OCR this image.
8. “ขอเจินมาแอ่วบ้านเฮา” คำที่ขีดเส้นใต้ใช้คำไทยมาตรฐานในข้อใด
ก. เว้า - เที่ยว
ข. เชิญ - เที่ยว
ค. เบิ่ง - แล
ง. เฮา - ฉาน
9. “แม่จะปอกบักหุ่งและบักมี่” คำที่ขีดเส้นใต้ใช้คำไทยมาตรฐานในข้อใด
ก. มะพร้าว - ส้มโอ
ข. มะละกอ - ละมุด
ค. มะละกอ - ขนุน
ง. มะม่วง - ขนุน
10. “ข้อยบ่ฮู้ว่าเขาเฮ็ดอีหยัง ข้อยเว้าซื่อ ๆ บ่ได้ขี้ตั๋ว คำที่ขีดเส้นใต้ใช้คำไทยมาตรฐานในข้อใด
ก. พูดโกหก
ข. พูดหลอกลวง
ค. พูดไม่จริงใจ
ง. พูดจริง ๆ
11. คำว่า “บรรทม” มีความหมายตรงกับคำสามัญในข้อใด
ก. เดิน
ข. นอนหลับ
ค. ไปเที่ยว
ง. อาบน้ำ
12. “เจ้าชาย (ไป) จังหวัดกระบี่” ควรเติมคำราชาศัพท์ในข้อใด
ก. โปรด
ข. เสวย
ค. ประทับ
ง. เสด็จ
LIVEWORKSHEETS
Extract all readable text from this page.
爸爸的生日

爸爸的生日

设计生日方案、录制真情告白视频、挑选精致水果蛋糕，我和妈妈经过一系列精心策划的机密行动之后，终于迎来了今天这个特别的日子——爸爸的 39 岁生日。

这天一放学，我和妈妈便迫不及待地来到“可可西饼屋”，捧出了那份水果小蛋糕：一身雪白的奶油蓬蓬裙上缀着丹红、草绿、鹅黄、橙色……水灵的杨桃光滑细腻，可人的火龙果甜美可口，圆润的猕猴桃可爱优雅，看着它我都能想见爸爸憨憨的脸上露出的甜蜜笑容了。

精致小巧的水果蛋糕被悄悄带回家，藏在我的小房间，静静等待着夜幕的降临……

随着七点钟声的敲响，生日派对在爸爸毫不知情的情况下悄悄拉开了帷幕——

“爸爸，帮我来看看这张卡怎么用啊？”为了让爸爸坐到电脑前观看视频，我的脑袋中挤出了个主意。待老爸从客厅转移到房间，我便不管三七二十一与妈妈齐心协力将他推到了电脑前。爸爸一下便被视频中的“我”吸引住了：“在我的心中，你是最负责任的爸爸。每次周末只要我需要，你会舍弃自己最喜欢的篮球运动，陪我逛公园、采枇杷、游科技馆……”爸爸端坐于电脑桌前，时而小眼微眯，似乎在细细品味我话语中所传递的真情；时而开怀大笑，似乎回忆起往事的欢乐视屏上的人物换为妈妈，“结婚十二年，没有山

* * *

TASK GOAL – Quote each line of the listing above exactly.

TASK OUTPUT –
OCR this image.
8. “ขอเจินมาแอ่วบ้านเฮา” คำที่ขีดเส้นใต้ใช้คำไทยมาตรฐานในข้อใด
ก. เว้า - เที่ยว
ข. เชิญ - เที่ยว
ค. เบิ่ง - แล
ง. เฮา - ฉาน
9. “แม่จะปอกบักหุ่งและบักมี่” คำที่ขีดเส้นใต้ใช้คำไทยมาตรฐานในข้อใด
ก. มะพร้าว - ส้มโอ
ข. มะละกอ - ละมุด
ค. มะละกอ - ขนุน
ง. มะม่วง - ขนุน
10. “ข้อยบ่ฮู้ว่าเขาเฮ็ดอีหยัง ข้อยเว้าซื่อ ๆ บ่ได้ขี้ตั๋ว คำที่ขีดเส้นใต้ใช้คำไทยมาตรฐานในข้อใด
ก. พูดโกหก
ข. พูดหลอกลวง
ค. พูดไม่จริงใจ
ง. พูดจริง ๆ
11. คำว่า “บรรทม” มีความหมายตรงกับคำสามัญในข้อใด
ก. เดิน
ข. นอนหลับ
ค. ไปเที่ยว
ง. อาบน้ำ
12. “เจ้าชาย (ไป) จังหวัดกระบี่” ควรเติมคำราชาศัพท์ในข้อใด
ก. โปรด
ข. เสวย
ค. ประทับ
ง. เสด็จ
LIVEWORKSHEETS
Extract all readable text from this page.
爸爸的生日

爸爸的生日

设计生日方案、录制真情告白视频、挑选精致水果蛋糕，我和妈妈经过一系列精心策划的机密行动之后，终于迎来了今天这个特别的日子——爸爸的 39 岁生日。

这天一放学，我和妈妈便迫不及待地来到“可可西饼屋”，捧出了那份水果小蛋糕：一身雪白的奶油蓬蓬裙上缀着丹红、草绿、鹅黄、橙色……水灵的杨桃光滑细腻，可人的火龙果甜美可口，圆润的猕猴桃可爱优雅，看着它我都能想见爸爸憨憨的脸上露出的甜蜜笑容了。

精致小巧的水果蛋糕被悄悄带回家，藏在我的小房间，静静等待着夜幕的降临……

随着七点钟声的敲响，生日派对在爸爸毫不知情的情况下悄悄拉开了帷幕——

“爸爸，帮我来看看这张卡怎么用啊？”为了让爸爸坐到电脑前观看视频，我的脑袋中挤出了个主意。待老爸从客厅转移到房间，我便不管三七二十一与妈妈齐心协力将他推到了电脑前。爸爸一下便被视频中的“我”吸引住了：“在我的心中，你是最负责任的爸爸。每次周末只要我需要，你会舍弃自己最喜欢的篮球运动，陪我逛公园、采枇杷、游科技馆……”爸爸端坐于电脑桌前，时而小眼微眯，似乎在细细品味我话语中所传递的真情；时而开怀大笑，似乎回忆起往事的欢乐视屏上的人物换为妈妈，“结婚十二年，没有山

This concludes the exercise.